== WHAT IS REQUIRED ==
Restate the material word for word and leave out anything that is a picture.

Collection entries:
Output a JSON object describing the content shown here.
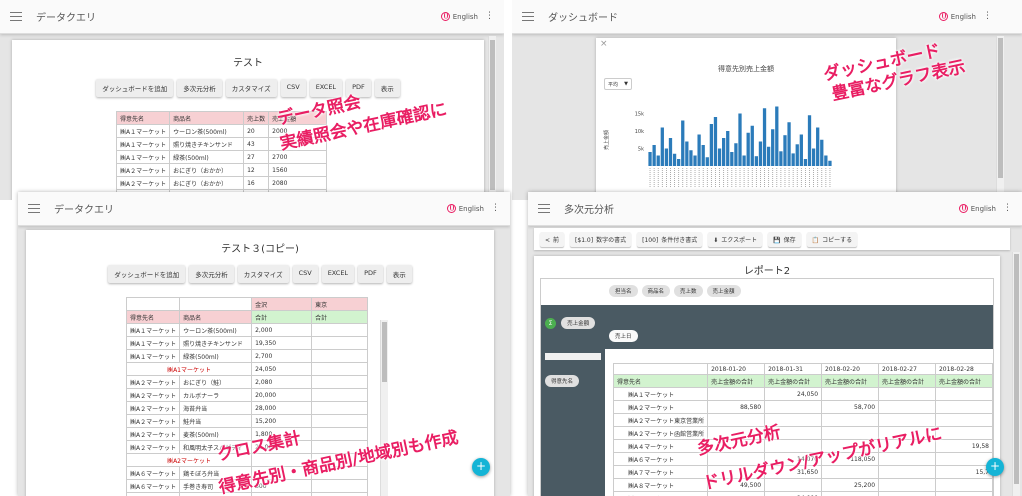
{
  "panel1": {
    "title": "データクエリ",
    "lang": "English",
    "doc_title": "テスト",
    "buttons": [
      "ダッシュボードを追加",
      "多次元分析",
      "カスタマイズ",
      "CSV",
      "EXCEL",
      "PDF",
      "表示"
    ],
    "columns": [
      "得意先名",
      "商品名",
      "売上数",
      "売上金額"
    ],
    "rows": [
      [
        "㈱A１マーケット",
        "ウーロン茶(500ml)",
        "20",
        "2000"
      ],
      [
        "㈱A１マーケット",
        "照り焼きチキンサンド",
        "43",
        ""
      ],
      [
        "㈱A１マーケット",
        "緑茶(500ml)",
        "27",
        "2700"
      ],
      [
        "㈱A２マーケット",
        "おにぎり（おかか）",
        "12",
        "1560"
      ],
      [
        "㈱A２マーケット",
        "おにぎり（おかか）",
        "16",
        "2080"
      ],
      [
        "㈱A２マーケット",
        "おにぎり（おかか）",
        "20",
        "2600"
      ]
    ],
    "overlay_line1": "データ照会",
    "overlay_line2": "実績照会や在庫確認に"
  },
  "panel2": {
    "title": "ダッシュボード",
    "lang": "English",
    "chart_title": "得意先別売上金額",
    "select_value": "平均",
    "overlay_line1": "ダッシュボード",
    "overlay_line2": "豊富なグラフ表示",
    "chart_data": {
      "type": "bar",
      "title": "得意先別売上金額",
      "ylabel": "売上金額",
      "yticks": [
        "15k",
        "10k",
        "5k"
      ],
      "ylim": [
        0,
        20000
      ],
      "values": [
        4000,
        6000,
        3000,
        11000,
        5000,
        8000,
        3500,
        2000,
        13000,
        7000,
        4500,
        3000,
        9000,
        6000,
        2500,
        12000,
        14000,
        5000,
        8000,
        10000,
        4000,
        6500,
        15000,
        3000,
        9500,
        11500,
        2800,
        7000,
        16500,
        5500,
        10500,
        17000,
        4200,
        8800,
        12500,
        3600,
        6200,
        9000,
        2000,
        14500,
        5000,
        11000,
        7500,
        3000,
        1500
      ]
    }
  },
  "panel3": {
    "title": "データクエリ",
    "lang": "English",
    "doc_title": "テスト３(コピー)",
    "buttons": [
      "ダッシュボードを追加",
      "多次元分析",
      "カスタマイズ",
      "CSV",
      "EXCEL",
      "PDF",
      "表示"
    ],
    "region_headers": [
      "金沢",
      "東京"
    ],
    "columns": [
      "得意先名",
      "商品名",
      "合計",
      "合計"
    ],
    "rows": [
      {
        "c": "㈱A１マーケット",
        "p": "ウーロン茶(500ml)",
        "v1": "2,000",
        "v2": ""
      },
      {
        "c": "㈱A１マーケット",
        "p": "照り焼きチキンサンド",
        "v1": "19,350",
        "v2": ""
      },
      {
        "c": "㈱A１マーケット",
        "p": "緑茶(500ml)",
        "v1": "2,700",
        "v2": ""
      },
      {
        "sub": "㈱A1マーケット",
        "v1": "24,050",
        "v2": ""
      },
      {
        "c": "㈱A２マーケット",
        "p": "おにぎり（鮭）",
        "v1": "2,080",
        "v2": ""
      },
      {
        "c": "㈱A２マーケット",
        "p": "カルボナーラ",
        "v1": "20,000",
        "v2": ""
      },
      {
        "c": "㈱A２マーケット",
        "p": "海苔弁当",
        "v1": "28,000",
        "v2": ""
      },
      {
        "c": "㈱A２マーケット",
        "p": "鮭弁当",
        "v1": "15,200",
        "v2": ""
      },
      {
        "c": "㈱A２マーケット",
        "p": "麦茶(500ml)",
        "v1": "1,800",
        "v2": ""
      },
      {
        "c": "㈱A２マーケット",
        "p": "和風明太子スパゲティ",
        "v1": "21,000",
        "v2": ""
      },
      {
        "sub": "㈱A2マーケット",
        "v1": "",
        "v2": ""
      },
      {
        "c": "㈱A６マーケット",
        "p": "鶏そぼろ弁当",
        "v1": "",
        "v2": ""
      },
      {
        "c": "㈱A６マーケット",
        "p": "手巻き寿司",
        "v1": "300",
        "v2": ""
      },
      {
        "c": "㈱A６マーケット",
        "p": "手巻き寿司（鮭）",
        "v1": "2,400",
        "v2": ""
      },
      {
        "c": "㈱A６マーケット",
        "p": "焼肉弁当",
        "v1": "23,800",
        "v2": ""
      }
    ],
    "overlay_line1": "クロス集計",
    "overlay_line2": "得意先別・商品別/地域別も作成",
    "fab": "+"
  },
  "panel4": {
    "title": "多次元分析",
    "lang": "English",
    "toolbar": [
      "前",
      "数字の書式",
      "条件付き書式",
      "エクスポート",
      "保存",
      "コピーする"
    ],
    "toolbar_prefix": [
      "<",
      "[$1.0]",
      "[100]",
      "⬇",
      "💾",
      "📋"
    ],
    "report_title": "レポート2",
    "filter_chips": [
      "担当名",
      "商品名",
      "売上数",
      "売上金額"
    ],
    "value_chip": "売上金額",
    "row_chip": "売上日",
    "col_chip": "得意先名",
    "date_headers": [
      "2018-01-20",
      "2018-01-31",
      "2018-02-20",
      "2018-02-27",
      "2018-02-28"
    ],
    "measure_header": "売上金額の合計",
    "first_header": "得意先名",
    "rows": [
      {
        "n": "㈱A１マーケット",
        "v": [
          "",
          "24,050",
          "",
          "",
          ""
        ]
      },
      {
        "n": "㈱A２マーケット",
        "v": [
          "88,580",
          "",
          "58,700",
          "",
          ""
        ]
      },
      {
        "n": "㈱A２マーケット東京営業所",
        "v": [
          "",
          "",
          "",
          "",
          ""
        ]
      },
      {
        "n": "㈱A２マーケット函館営業所",
        "v": [
          "",
          "",
          "",
          "",
          ""
        ]
      },
      {
        "n": "㈱A４マーケット",
        "v": [
          "",
          "",
          "",
          "",
          "19,58"
        ]
      },
      {
        "n": "㈱A６マーケット",
        "v": [
          "",
          "14,070",
          "118,050",
          "",
          ""
        ]
      },
      {
        "n": "㈱A７マーケット",
        "v": [
          "",
          "31,650",
          "",
          "",
          "15,7"
        ]
      },
      {
        "n": "㈱A８マーケット",
        "v": [
          "49,500",
          "",
          "25,200",
          "",
          ""
        ]
      },
      {
        "n": "㈱A９マーケット",
        "v": [
          "",
          "24,000",
          "",
          "",
          ""
        ]
      }
    ],
    "overlay_line1": "多次元分析",
    "overlay_line2": "ドリルダウン/アップがリアルに",
    "fab": "+"
  }
}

== EXPECTED OUTPUT ==
Output a JSON object describing the content shown here.
{
  "panel1": {
    "title": "データクエリ",
    "lang": "English",
    "doc_title": "テスト",
    "buttons": [
      "ダッシュボードを追加",
      "多次元分析",
      "カスタマイズ",
      "CSV",
      "EXCEL",
      "PDF",
      "表示"
    ],
    "columns": [
      "得意先名",
      "商品名",
      "売上数",
      "売上金額"
    ],
    "rows": [
      [
        "㈱A１マーケット",
        "ウーロン茶(500ml)",
        "20",
        "2000"
      ],
      [
        "㈱A１マーケット",
        "照り焼きチキンサンド",
        "43",
        ""
      ],
      [
        "㈱A１マーケット",
        "緑茶(500ml)",
        "27",
        "2700"
      ],
      [
        "㈱A２マーケット",
        "おにぎり（おかか）",
        "12",
        "1560"
      ],
      [
        "㈱A２マーケット",
        "おにぎり（おかか）",
        "16",
        "2080"
      ],
      [
        "㈱A２マーケット",
        "おにぎり（おかか）",
        "20",
        "2600"
      ]
    ],
    "overlay_line1": "データ照会",
    "overlay_line2": "実績照会や在庫確認に"
  },
  "panel2": {
    "title": "ダッシュボード",
    "lang": "English",
    "chart_title": "得意先別売上金額",
    "select_value": "平均",
    "overlay_line1": "ダッシュボード",
    "overlay_line2": "豊富なグラフ表示",
    "chart_data": {
      "type": "bar",
      "title": "得意先別売上金額",
      "ylabel": "売上金額",
      "yticks": [
        "15k",
        "10k",
        "5k"
      ],
      "ylim": [
        0,
        20000
      ],
      "values": [
        4000,
        6000,
        3000,
        11000,
        5000,
        8000,
        3500,
        2000,
        13000,
        7000,
        4500,
        3000,
        9000,
        6000,
        2500,
        12000,
        14000,
        5000,
        8000,
        10000,
        4000,
        6500,
        15000,
        3000,
        9500,
        11500,
        2800,
        7000,
        16500,
        5500,
        10500,
        17000,
        4200,
        8800,
        12500,
        3600,
        6200,
        9000,
        2000,
        14500,
        5000,
        11000,
        7500,
        3000,
        1500
      ]
    }
  },
  "panel3": {
    "title": "データクエリ",
    "lang": "English",
    "doc_title": "テスト３(コピー)",
    "buttons": [
      "ダッシュボードを追加",
      "多次元分析",
      "カスタマイズ",
      "CSV",
      "EXCEL",
      "PDF",
      "表示"
    ],
    "region_headers": [
      "金沢",
      "東京"
    ],
    "columns": [
      "得意先名",
      "商品名",
      "合計",
      "合計"
    ],
    "rows": [
      {
        "c": "㈱A１マーケット",
        "p": "ウーロン茶(500ml)",
        "v1": "2,000",
        "v2": ""
      },
      {
        "c": "㈱A１マーケット",
        "p": "照り焼きチキンサンド",
        "v1": "19,350",
        "v2": ""
      },
      {
        "c": "㈱A１マーケット",
        "p": "緑茶(500ml)",
        "v1": "2,700",
        "v2": ""
      },
      {
        "sub": "㈱A1マーケット",
        "v1": "24,050",
        "v2": ""
      },
      {
        "c": "㈱A２マーケット",
        "p": "おにぎり（鮭）",
        "v1": "2,080",
        "v2": ""
      },
      {
        "c": "㈱A２マーケット",
        "p": "カルボナーラ",
        "v1": "20,000",
        "v2": ""
      },
      {
        "c": "㈱A２マーケット",
        "p": "海苔弁当",
        "v1": "28,000",
        "v2": ""
      },
      {
        "c": "㈱A２マーケット",
        "p": "鮭弁当",
        "v1": "15,200",
        "v2": ""
      },
      {
        "c": "㈱A２マーケット",
        "p": "麦茶(500ml)",
        "v1": "1,800",
        "v2": ""
      },
      {
        "c": "㈱A２マーケット",
        "p": "和風明太子スパゲティ",
        "v1": "21,000",
        "v2": ""
      },
      {
        "sub": "㈱A2マーケット",
        "v1": "",
        "v2": ""
      },
      {
        "c": "㈱A６マーケット",
        "p": "鶏そぼろ弁当",
        "v1": "",
        "v2": ""
      },
      {
        "c": "㈱A６マーケット",
        "p": "手巻き寿司",
        "v1": "300",
        "v2": ""
      },
      {
        "c": "㈱A６マーケット",
        "p": "手巻き寿司（鮭）",
        "v1": "2,400",
        "v2": ""
      },
      {
        "c": "㈱A６マーケット",
        "p": "焼肉弁当",
        "v1": "23,800",
        "v2": ""
      }
    ],
    "overlay_line1": "クロス集計",
    "overlay_line2": "得意先別・商品別/地域別も作成",
    "fab": "+"
  },
  "panel4": {
    "title": "多次元分析",
    "lang": "English",
    "toolbar": [
      "前",
      "数字の書式",
      "条件付き書式",
      "エクスポート",
      "保存",
      "コピーする"
    ],
    "toolbar_prefix": [
      "<",
      "[$1.0]",
      "[100]",
      "⬇",
      "💾",
      "📋"
    ],
    "report_title": "レポート2",
    "filter_chips": [
      "担当名",
      "商品名",
      "売上数",
      "売上金額"
    ],
    "value_chip": "売上金額",
    "row_chip": "売上日",
    "col_chip": "得意先名",
    "date_headers": [
      "2018-01-20",
      "2018-01-31",
      "2018-02-20",
      "2018-02-27",
      "2018-02-28"
    ],
    "measure_header": "売上金額の合計",
    "first_header": "得意先名",
    "rows": [
      {
        "n": "㈱A１マーケット",
        "v": [
          "",
          "24,050",
          "",
          "",
          ""
        ]
      },
      {
        "n": "㈱A２マーケット",
        "v": [
          "88,580",
          "",
          "58,700",
          "",
          ""
        ]
      },
      {
        "n": "㈱A２マーケット東京営業所",
        "v": [
          "",
          "",
          "",
          "",
          ""
        ]
      },
      {
        "n": "㈱A２マーケット函館営業所",
        "v": [
          "",
          "",
          "",
          "",
          ""
        ]
      },
      {
        "n": "㈱A４マーケット",
        "v": [
          "",
          "",
          "",
          "",
          "19,58"
        ]
      },
      {
        "n": "㈱A６マーケット",
        "v": [
          "",
          "14,070",
          "118,050",
          "",
          ""
        ]
      },
      {
        "n": "㈱A７マーケット",
        "v": [
          "",
          "31,650",
          "",
          "",
          "15,7"
        ]
      },
      {
        "n": "㈱A８マーケット",
        "v": [
          "49,500",
          "",
          "25,200",
          "",
          ""
        ]
      },
      {
        "n": "㈱A９マーケット",
        "v": [
          "",
          "24,000",
          "",
          "",
          ""
        ]
      }
    ],
    "overlay_line1": "多次元分析",
    "overlay_line2": "ドリルダウン/アップがリアルに",
    "fab": "+"
  }
}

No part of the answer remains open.